Exercise prompt =
Scan the material below for the string "label", and copy every line where it shows up.

# start of Input material

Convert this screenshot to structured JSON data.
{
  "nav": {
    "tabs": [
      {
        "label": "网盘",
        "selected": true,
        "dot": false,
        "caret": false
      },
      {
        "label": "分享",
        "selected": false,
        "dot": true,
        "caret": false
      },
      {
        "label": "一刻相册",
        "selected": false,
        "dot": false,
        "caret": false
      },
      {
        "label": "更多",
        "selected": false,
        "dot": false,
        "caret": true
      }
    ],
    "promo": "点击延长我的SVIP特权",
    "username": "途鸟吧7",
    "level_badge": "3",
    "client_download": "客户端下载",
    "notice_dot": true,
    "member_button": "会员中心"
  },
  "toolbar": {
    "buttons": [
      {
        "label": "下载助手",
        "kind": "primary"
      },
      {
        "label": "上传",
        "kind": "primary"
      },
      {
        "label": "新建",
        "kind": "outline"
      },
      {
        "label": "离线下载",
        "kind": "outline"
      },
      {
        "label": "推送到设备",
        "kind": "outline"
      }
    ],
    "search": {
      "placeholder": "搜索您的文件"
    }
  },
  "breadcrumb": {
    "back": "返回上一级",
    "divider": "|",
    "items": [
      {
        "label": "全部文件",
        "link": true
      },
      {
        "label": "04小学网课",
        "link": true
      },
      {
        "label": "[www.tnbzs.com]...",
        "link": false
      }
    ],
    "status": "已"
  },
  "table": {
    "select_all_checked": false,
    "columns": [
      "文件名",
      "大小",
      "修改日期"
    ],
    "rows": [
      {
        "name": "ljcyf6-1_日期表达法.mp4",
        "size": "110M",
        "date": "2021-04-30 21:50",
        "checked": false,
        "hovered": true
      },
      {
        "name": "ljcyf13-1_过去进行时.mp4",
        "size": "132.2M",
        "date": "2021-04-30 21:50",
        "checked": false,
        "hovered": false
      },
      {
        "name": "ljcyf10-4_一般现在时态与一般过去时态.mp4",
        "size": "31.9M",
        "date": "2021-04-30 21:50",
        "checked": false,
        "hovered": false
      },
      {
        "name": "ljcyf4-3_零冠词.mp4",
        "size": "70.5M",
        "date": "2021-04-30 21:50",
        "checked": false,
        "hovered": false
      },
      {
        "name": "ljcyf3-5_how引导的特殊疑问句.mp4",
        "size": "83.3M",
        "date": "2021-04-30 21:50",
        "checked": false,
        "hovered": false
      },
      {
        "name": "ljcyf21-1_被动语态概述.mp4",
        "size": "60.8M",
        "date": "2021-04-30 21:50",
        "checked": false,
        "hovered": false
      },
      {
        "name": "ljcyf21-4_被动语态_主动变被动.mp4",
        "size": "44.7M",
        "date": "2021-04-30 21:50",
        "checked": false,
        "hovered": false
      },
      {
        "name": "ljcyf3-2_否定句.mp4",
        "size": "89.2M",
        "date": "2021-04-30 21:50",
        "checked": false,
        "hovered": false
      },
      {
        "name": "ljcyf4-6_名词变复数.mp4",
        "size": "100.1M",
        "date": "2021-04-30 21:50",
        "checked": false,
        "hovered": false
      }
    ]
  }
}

# end of Input material

Solution for this task =
        "label": "网盘",
        "label": "分享",
        "label": "一刻相册",
        "label": "更多",
        "label": "下载助手",
        "label": "上传",
        "label": "新建",
        "label": "离线下载",
        "label": "推送到设备",
        "label": "全部文件",
        "label": "04小学网课",
        "label": "[www.tnbzs.com]...",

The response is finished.